SELECTED PASSAGE:
◇ ◇ ◇ ◇ ◇
In this study, patients treated with an NSAA + ADT did not have significantly better OS, time to mCRPC, or PSA decline compared with ADT alone. A meta-analysis by the Prostate Cancer Trialists’ Collaborative Group also suggested that adding NSAA did not confer survival benefit during 1–2 years of follow-up and showed marginal superiority at 5 years [29]. Another VA-based real-world study found equal to marginally lower OS outcomes and similar time to mCRPC with ADT + NSAA vs ADT alone in patients with mCSPC [20]. Collectively, findings from this study, along with existing literature, suggest that TI with ARPI has marked survival benefits over ADT alone, whereas the addition of an NSAA to the ADT regimen likely yields, at best, a minimal benefit. Despite promising results from multiple well-designed clinical trials, use of TI for mCSPC has faced slow adoption and is underused, as shown in several real-world studies [20, 30,31,32,33]. Some of the key barriers to first-line TI for mCSPC reported by clinicians include poor trial knowledge, habit of not intensifying first-line, anticipated regret of intensifying early, costs, and reserving TI for later use [34]. Given the unequivocal benefits demonstrated in trials and confirmed in this real-world study, and despite the wide-spread use of ARPI in mCRPC for those who progressed in this study, it is crucial to enhance the incorporation of initial TI with ARPIs into clinical practice to improve mCSPC outcomes. This can be achieved by providing urologists and oncologists the resources identified to be most helpful to tackle this issue; decision support tools and clinical data summaries [12].
◇ ◇ ◇ ◇ ◇
PROVIDED RECORDS:
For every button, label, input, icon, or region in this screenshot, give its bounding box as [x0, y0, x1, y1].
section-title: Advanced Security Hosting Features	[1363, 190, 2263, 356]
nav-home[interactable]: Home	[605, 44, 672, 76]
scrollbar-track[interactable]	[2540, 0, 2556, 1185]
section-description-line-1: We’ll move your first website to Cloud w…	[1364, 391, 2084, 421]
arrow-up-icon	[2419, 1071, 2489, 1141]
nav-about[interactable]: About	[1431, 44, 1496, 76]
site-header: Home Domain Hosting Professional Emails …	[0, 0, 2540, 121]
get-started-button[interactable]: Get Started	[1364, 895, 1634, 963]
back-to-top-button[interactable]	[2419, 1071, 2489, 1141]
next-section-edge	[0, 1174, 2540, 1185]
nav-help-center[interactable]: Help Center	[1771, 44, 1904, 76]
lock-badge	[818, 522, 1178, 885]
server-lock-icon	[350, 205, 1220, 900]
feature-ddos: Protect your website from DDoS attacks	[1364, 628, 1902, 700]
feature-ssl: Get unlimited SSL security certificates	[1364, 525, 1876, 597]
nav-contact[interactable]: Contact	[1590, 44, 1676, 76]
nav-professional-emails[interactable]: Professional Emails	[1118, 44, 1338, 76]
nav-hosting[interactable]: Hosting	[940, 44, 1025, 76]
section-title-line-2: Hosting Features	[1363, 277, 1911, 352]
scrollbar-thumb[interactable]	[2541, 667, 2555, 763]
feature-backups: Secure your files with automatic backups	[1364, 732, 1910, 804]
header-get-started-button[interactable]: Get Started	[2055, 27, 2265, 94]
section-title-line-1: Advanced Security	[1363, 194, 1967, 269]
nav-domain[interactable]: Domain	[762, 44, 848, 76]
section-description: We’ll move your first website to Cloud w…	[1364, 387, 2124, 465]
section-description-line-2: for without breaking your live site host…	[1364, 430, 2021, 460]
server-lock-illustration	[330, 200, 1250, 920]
◇ ◇ ◇ ◇ ◇
HOW TO COMPLETE THIS TASK: Retype the passage on adding an NSAA to ADT in prostate cancer in full, word for word.

RESPONSE AREA:
In this study, patients treated with an NSAA + ADT did not have significantly better OS, time to mCRPC, or PSA decline compared with ADT alone. A meta-analysis by the Prostate Cancer Trialists’ Collaborative Group also suggested that adding NSAA did not confer survival benefit during 1–2 years of follow-up and showed marginal superiority at 5 years [29]. Another VA-based real-world study found equal to marginally lower OS outcomes and similar time to mCRPC with ADT + NSAA vs ADT alone in patients with mCSPC [20]. Collectively, findings from this study, along with existing literature, suggest that TI with ARPI has marked survival benefits over ADT alone, whereas the addition of an NSAA to the ADT regimen likely yields, at best, a minimal benefit. Despite promising results from multiple well-designed clinical trials, use of TI for mCSPC has faced slow adoption and is underused, as shown in several real-world studies [20, 30,31,32,33]. Some of the key barriers to first-line TI for mCSPC reported by clinicians include poor trial knowledge, habit of not intensifying first-line, anticipated regret of intensifying early, costs, and reserving TI for later use [34]. Given the unequivocal benefits demonstrated in trials and confirmed in this real-world study, and despite the wide-spread use of ARPI in mCRPC for those who progressed in this study, it is crucial to enhance the incorporation of initial TI with ARPIs into clinical practice to improve mCSPC outcomes. This can be achieved by providing urologists and oncologists the resources identified to be most helpful to tackle this issue; decision support tools and clinical data summaries [12].